[Problem details] Which lines contain the word "view"? Return each of them as written.

Stored data:
======
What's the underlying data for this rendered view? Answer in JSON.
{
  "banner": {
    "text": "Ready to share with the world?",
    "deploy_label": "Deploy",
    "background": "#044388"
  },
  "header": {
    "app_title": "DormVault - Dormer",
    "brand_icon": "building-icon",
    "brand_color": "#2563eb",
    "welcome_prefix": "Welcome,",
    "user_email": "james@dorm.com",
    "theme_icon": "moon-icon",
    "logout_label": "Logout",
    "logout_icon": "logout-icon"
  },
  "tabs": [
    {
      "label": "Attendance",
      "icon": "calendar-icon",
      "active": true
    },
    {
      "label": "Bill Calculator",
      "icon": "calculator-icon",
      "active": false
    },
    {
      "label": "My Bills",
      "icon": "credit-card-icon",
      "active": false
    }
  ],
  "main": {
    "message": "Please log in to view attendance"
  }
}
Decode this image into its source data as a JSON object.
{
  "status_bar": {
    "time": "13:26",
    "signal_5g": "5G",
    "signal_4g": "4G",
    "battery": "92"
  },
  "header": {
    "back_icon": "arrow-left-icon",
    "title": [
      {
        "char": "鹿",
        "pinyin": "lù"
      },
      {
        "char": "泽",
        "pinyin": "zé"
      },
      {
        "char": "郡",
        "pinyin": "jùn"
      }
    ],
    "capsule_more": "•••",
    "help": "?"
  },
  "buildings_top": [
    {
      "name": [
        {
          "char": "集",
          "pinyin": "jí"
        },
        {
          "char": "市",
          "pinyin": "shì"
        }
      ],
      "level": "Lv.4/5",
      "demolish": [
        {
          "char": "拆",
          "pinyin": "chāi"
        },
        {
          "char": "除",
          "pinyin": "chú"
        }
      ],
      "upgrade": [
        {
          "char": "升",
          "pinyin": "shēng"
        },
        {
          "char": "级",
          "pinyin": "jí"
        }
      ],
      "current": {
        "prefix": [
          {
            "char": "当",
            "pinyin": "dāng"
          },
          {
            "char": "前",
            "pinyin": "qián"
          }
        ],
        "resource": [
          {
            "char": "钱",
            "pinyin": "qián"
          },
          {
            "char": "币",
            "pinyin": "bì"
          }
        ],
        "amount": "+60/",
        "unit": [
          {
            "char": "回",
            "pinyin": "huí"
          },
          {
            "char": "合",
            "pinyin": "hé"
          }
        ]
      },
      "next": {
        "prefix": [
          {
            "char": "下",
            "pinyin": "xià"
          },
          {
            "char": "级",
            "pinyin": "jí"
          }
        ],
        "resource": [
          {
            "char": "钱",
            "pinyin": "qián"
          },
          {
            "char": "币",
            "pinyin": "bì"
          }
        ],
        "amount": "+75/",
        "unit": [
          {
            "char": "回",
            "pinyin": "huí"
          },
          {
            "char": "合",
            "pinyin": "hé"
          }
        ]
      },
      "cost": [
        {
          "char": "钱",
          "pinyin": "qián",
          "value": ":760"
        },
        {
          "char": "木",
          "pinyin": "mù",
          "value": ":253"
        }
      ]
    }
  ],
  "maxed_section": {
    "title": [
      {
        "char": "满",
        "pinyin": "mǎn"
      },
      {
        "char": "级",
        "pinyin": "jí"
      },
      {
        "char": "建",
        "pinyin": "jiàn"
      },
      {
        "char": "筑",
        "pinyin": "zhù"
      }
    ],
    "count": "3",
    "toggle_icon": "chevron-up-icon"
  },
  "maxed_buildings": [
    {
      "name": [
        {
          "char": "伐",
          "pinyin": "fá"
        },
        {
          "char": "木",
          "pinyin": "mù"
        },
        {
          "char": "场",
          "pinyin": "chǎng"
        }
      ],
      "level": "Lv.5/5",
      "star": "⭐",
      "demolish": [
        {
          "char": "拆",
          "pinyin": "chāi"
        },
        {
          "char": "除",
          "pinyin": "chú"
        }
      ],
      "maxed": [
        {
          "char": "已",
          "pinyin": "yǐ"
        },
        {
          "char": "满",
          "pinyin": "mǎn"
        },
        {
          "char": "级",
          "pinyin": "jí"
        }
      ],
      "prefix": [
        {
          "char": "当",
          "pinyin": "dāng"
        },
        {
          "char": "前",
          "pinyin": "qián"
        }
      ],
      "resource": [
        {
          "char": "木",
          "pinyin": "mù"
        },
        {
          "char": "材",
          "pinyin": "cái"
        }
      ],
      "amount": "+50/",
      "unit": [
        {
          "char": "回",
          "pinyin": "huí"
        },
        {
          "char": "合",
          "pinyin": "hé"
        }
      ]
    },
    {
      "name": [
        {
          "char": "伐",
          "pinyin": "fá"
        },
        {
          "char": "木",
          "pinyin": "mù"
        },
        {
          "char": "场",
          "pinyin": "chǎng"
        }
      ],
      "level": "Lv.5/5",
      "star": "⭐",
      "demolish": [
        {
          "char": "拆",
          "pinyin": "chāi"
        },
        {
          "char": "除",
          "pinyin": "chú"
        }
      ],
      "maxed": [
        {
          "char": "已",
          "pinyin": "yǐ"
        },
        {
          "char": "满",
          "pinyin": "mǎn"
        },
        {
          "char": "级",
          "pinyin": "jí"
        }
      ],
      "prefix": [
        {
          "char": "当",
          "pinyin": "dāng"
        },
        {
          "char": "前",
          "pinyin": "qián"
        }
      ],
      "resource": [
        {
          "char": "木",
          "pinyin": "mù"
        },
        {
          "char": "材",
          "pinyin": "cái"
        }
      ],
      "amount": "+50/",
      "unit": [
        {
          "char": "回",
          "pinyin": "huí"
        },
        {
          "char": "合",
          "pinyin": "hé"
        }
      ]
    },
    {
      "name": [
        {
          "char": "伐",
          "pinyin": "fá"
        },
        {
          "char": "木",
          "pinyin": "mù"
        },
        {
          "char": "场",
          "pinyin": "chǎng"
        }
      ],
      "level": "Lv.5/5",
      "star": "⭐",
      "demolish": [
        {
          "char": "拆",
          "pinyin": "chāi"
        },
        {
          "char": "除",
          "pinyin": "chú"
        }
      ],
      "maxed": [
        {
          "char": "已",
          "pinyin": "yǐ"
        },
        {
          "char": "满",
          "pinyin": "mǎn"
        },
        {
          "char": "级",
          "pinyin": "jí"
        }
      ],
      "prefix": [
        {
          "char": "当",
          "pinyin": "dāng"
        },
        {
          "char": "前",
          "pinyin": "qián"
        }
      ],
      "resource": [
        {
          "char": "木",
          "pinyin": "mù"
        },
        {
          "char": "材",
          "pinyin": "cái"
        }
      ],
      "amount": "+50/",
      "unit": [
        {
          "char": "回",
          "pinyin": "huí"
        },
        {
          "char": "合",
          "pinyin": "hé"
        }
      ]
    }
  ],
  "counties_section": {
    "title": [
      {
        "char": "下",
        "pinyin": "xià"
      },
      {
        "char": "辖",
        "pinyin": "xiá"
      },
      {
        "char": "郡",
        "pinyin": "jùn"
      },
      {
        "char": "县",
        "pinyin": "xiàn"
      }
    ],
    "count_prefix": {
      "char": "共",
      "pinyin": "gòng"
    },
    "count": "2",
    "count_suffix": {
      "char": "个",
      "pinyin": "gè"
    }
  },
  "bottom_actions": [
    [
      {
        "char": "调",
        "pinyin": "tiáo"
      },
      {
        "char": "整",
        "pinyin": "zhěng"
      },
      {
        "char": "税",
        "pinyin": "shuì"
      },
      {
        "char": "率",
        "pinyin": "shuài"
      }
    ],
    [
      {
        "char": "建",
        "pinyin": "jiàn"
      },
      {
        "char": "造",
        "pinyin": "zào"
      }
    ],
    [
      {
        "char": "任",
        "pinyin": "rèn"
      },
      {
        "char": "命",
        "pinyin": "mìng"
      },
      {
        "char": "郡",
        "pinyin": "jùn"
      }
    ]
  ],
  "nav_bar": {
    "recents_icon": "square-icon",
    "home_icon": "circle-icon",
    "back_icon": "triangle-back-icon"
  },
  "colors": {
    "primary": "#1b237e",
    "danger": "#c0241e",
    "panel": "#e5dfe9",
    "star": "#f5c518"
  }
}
======
[Response to the task]
What's the underlying data for this rendered view? Answer in JSON.
    "message": "Please log in to view attendance"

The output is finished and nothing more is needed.